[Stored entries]
↓↓↓
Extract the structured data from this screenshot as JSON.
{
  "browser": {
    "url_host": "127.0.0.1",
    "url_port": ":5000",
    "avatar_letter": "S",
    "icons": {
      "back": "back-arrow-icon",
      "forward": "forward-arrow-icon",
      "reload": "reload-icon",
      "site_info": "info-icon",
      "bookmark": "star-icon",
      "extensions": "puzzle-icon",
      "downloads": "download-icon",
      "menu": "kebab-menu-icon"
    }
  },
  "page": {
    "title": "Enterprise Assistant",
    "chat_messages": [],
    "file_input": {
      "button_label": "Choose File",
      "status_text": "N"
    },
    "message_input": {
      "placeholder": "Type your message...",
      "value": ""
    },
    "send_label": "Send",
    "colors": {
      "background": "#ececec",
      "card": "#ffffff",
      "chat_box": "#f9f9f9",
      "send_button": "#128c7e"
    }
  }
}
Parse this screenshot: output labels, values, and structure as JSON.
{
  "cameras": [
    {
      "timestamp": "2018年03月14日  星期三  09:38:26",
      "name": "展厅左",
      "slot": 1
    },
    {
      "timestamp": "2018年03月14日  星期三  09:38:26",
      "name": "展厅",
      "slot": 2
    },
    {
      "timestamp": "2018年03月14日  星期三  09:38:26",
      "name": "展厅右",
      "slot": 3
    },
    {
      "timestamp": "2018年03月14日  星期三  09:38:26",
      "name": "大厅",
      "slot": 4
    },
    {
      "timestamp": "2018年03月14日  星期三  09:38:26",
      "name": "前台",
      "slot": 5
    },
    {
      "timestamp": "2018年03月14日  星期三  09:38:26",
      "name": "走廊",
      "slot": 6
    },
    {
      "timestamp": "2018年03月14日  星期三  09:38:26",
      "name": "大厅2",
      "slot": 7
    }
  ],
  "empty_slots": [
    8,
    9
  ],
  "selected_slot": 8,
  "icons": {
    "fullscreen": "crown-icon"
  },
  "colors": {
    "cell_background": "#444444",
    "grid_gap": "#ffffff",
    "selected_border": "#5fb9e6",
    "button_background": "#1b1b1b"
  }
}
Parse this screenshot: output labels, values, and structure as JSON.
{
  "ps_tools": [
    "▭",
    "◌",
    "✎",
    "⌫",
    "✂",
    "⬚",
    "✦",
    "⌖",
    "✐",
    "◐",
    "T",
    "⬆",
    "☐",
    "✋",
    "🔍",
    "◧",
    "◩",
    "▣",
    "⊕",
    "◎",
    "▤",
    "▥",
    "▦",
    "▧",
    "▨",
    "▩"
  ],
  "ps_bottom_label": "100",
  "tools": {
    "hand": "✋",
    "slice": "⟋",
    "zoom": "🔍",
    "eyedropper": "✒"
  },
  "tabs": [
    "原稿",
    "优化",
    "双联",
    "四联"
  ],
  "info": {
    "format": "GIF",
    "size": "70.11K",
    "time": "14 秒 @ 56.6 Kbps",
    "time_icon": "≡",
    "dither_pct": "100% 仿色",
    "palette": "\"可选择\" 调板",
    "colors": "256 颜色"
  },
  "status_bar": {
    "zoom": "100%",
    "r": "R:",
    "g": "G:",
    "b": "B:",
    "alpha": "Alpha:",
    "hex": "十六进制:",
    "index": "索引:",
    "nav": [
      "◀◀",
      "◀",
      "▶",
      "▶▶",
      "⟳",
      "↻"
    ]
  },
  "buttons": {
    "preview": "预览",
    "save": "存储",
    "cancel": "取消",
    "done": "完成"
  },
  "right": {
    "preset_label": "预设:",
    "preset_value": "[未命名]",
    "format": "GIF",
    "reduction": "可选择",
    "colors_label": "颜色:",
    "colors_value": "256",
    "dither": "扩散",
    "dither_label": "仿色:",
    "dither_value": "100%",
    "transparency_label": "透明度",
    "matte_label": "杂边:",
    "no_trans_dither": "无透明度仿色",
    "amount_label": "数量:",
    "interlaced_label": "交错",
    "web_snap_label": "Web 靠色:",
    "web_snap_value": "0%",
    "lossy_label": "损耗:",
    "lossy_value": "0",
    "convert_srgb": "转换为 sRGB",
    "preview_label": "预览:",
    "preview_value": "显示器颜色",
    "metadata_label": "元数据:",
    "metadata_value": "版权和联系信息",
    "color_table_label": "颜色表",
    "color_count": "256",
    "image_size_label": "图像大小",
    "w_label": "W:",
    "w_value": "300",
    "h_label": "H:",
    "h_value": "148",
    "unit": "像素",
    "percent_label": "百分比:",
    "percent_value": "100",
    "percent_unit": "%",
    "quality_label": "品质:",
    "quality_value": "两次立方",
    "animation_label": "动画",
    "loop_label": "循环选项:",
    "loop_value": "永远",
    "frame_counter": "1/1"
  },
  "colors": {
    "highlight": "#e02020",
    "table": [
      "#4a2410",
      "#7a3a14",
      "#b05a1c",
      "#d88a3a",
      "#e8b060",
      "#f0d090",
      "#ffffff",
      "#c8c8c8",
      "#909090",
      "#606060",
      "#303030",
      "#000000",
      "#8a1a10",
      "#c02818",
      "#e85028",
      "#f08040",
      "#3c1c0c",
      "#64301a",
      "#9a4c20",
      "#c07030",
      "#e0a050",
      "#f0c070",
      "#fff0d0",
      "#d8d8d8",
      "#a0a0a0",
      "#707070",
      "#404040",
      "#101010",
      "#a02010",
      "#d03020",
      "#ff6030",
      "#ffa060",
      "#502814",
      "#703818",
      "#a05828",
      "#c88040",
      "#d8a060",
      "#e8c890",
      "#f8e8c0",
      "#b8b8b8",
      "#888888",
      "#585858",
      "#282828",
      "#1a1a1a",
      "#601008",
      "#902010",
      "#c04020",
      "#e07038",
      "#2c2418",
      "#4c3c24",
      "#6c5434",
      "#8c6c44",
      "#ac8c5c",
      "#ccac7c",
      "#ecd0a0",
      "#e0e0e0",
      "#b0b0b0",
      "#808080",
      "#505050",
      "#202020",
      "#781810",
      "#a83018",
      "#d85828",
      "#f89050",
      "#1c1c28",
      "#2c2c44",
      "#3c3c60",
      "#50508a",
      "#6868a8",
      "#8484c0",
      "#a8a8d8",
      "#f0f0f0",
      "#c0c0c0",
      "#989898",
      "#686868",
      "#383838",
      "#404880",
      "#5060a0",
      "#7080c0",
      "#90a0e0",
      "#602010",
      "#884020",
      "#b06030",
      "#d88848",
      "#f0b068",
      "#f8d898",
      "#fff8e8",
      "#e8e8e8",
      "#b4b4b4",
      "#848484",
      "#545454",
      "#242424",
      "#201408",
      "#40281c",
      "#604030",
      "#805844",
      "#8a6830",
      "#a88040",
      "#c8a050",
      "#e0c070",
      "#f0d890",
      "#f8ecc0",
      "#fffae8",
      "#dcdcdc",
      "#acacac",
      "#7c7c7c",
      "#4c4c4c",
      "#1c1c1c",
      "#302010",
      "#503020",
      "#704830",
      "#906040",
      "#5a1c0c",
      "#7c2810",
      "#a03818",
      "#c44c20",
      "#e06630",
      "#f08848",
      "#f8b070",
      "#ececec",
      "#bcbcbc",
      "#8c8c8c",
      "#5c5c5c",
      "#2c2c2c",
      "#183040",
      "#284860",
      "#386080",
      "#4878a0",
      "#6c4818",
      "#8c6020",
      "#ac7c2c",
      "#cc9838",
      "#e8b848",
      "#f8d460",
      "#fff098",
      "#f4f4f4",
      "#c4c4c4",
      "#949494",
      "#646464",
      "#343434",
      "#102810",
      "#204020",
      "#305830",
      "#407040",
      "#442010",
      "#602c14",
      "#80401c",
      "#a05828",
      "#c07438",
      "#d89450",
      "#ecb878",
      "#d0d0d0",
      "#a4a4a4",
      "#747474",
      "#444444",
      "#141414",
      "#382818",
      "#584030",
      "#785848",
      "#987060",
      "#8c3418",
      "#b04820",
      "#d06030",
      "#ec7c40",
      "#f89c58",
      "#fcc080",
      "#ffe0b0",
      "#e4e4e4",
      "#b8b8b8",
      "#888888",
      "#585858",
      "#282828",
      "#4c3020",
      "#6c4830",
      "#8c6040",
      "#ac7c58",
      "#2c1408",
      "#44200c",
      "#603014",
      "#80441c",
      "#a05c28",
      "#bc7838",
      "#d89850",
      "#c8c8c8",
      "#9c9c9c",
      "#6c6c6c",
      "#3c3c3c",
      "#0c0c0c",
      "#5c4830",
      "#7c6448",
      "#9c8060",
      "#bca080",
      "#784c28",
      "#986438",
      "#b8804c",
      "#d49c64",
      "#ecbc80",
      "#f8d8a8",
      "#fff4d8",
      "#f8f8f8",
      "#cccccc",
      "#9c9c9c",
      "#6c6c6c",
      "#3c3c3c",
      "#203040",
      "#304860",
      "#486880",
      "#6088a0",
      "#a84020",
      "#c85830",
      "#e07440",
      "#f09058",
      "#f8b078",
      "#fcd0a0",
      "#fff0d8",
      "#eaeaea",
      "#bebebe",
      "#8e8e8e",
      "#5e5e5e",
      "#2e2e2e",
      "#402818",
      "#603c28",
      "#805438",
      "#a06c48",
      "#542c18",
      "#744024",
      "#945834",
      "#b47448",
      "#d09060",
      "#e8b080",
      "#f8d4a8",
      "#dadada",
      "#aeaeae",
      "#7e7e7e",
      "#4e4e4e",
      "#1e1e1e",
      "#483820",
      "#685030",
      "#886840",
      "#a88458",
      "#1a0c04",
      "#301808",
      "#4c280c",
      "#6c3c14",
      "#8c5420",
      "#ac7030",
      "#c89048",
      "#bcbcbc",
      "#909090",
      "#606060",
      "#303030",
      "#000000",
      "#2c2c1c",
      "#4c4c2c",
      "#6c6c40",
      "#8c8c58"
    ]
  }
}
↑↑↑
-- Problem to work on --
Across the records, how many lines contain "name"? Only the number should be given.

-- Output of the task --
7